**Task objective:**
Look for "Susana" in the listing below. Gather each line that contains it.

**Data extract:**
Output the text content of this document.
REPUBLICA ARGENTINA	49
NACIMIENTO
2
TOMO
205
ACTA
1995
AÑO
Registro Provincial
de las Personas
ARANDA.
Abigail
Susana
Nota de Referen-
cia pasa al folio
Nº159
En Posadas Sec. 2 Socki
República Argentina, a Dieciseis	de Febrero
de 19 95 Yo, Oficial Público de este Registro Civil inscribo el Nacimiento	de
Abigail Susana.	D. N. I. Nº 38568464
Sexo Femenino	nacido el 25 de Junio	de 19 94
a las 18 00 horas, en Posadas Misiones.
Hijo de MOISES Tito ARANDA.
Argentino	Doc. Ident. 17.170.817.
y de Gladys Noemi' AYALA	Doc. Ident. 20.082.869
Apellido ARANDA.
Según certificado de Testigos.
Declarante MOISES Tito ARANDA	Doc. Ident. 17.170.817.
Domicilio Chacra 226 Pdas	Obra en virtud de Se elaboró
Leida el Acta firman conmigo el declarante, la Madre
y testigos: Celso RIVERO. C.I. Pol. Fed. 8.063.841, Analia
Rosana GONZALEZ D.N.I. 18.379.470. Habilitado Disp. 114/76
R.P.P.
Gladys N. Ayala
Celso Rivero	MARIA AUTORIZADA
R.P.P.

**The reply:**
Susana
Abigail Susana.	D. N. I. Nº 38568464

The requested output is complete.